Start of DOCUMENT SECTION

By (author): Russell Wangersky

“Read him.” — George Elliott Clarke, author of I & I and George and Rue

An award-winning author goes looking for the meaning of family and belonging on a glorious wild-goose-chase road trip across middle America

Wangersky’s great-great-grandfather crossed the continent in search of gold in 1849. William Castle Dodge was his name, and he was 22 years old. He wrote a diary of that eventful journey that comes into the author’s hands 160 years later. And typically, quixotically, Wangersky decides to follow Dodge’s westward trail across the great bulging middle of America, not in search of gold but something even less likely: that elusive thing called family.

What ensues becomes this story, by turns hilarious and profound, about a very long trip — by car, in Wangersky’s case, and on mule and foot in Dodge’s. Interweaving his experiences on the road with Dodge’s diary, the author contemplates the human need to hunt for roots and meaning as he — and Dodge — encounter immigrants who risk everything to be somewhere else, while only glimpsing those who are there already and who want to hold onto their claim in the stream of human migration.

Same Ground is a story about what time washes away and what persists — and what we might find, unexpectedly, if we go looking.

End of DOCUMENT SECTION
Start of DATASET RECORDS

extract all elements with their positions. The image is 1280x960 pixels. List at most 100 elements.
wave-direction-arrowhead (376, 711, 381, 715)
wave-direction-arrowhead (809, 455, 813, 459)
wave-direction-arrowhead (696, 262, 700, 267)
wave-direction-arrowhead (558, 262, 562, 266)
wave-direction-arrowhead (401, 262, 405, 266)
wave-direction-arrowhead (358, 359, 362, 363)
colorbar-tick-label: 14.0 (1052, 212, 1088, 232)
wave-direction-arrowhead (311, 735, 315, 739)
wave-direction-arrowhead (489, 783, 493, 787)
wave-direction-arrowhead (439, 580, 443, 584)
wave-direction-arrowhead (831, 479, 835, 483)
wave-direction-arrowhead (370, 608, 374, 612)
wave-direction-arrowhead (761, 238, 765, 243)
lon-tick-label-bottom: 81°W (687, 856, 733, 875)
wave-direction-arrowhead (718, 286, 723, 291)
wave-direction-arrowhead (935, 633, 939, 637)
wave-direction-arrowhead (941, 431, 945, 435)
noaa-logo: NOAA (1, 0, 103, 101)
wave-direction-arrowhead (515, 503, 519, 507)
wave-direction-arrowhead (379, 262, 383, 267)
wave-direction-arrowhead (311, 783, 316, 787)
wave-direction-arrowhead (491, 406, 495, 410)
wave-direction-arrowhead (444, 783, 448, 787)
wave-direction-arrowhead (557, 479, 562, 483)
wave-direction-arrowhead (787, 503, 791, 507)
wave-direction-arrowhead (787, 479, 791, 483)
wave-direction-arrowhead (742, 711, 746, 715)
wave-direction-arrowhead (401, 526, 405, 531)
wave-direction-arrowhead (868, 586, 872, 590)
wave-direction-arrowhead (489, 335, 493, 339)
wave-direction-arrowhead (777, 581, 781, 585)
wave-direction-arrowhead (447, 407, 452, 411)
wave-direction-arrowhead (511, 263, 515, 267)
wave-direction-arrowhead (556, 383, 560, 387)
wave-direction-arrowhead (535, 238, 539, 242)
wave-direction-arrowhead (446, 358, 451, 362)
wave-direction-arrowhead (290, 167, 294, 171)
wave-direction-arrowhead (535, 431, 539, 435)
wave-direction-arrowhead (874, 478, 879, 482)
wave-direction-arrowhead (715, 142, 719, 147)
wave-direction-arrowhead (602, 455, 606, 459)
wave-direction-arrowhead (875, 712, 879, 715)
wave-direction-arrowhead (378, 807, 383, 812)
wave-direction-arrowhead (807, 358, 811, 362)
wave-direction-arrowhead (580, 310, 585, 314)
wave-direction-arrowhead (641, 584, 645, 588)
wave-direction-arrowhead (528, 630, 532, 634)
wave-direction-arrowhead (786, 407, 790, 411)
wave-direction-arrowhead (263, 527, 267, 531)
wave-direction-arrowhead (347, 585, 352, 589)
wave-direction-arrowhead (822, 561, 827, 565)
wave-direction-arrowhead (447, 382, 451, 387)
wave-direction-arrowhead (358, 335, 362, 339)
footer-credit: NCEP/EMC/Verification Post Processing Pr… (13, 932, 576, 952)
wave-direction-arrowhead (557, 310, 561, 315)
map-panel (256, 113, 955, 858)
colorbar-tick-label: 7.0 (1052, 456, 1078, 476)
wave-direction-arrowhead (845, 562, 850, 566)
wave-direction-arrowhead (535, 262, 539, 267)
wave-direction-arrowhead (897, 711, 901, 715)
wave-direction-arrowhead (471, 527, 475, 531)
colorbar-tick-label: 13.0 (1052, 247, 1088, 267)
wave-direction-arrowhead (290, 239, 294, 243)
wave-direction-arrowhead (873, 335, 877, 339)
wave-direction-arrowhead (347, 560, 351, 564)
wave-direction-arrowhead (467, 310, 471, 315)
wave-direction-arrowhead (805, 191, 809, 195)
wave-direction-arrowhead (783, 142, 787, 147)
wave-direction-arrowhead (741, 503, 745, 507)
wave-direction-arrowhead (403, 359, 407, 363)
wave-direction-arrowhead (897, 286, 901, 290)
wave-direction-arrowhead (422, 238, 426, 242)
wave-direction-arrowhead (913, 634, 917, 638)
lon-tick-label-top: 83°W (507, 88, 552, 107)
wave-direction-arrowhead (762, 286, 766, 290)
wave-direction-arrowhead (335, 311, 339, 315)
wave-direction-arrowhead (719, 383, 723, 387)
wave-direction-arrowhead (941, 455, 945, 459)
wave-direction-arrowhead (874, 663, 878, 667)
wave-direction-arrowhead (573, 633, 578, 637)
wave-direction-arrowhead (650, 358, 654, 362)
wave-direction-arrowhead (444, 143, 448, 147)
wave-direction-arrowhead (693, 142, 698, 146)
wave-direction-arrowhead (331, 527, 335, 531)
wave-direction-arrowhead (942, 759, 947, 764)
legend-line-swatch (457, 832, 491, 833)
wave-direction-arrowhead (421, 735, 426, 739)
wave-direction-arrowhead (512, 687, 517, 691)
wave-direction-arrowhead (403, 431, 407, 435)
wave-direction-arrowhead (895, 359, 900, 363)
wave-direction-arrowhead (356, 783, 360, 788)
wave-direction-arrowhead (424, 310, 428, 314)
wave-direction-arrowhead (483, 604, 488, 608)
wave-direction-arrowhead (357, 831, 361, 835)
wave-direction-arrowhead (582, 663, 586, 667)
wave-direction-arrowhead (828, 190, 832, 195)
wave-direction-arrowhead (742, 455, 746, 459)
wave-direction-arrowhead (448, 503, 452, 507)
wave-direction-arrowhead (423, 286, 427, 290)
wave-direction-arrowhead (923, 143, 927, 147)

End of DATASET RECORDS

WORK INSTRUCTIONS:
1 – Answer these from the book description:
(a) In what year did William Castle Dodge cross the continent in search of gold?
(b) By what means did Wangersky make his trip?
(c) Who is quoted saying "Read him."?
2 – Please print the part of the book description between "By (author): Russell" and "thing called family.", inclusive, without any changes.

FINAL ANSWERS:
1 –
(a) 1849
(b) By car
(c) George Elliott Clarke

2 –
By (author): Russell Wangersky

“Read him.” — George Elliott Clarke, author of I & I and George and Rue

An award-winning author goes looking for the meaning of family and belonging on a glorious wild-goose-chase road trip across middle America

Wangersky’s great-great-grandfather crossed the continent in search of gold in 1849. William Castle Dodge was his name, and he was 22 years old. He wrote a diary of that eventful journey that comes into the author’s hands 160 years later. And typically, quixotically, Wangersky decides to follow Dodge’s westward trail across the great bulging middle of America, not in search of gold but something even less likely: that elusive thing called family.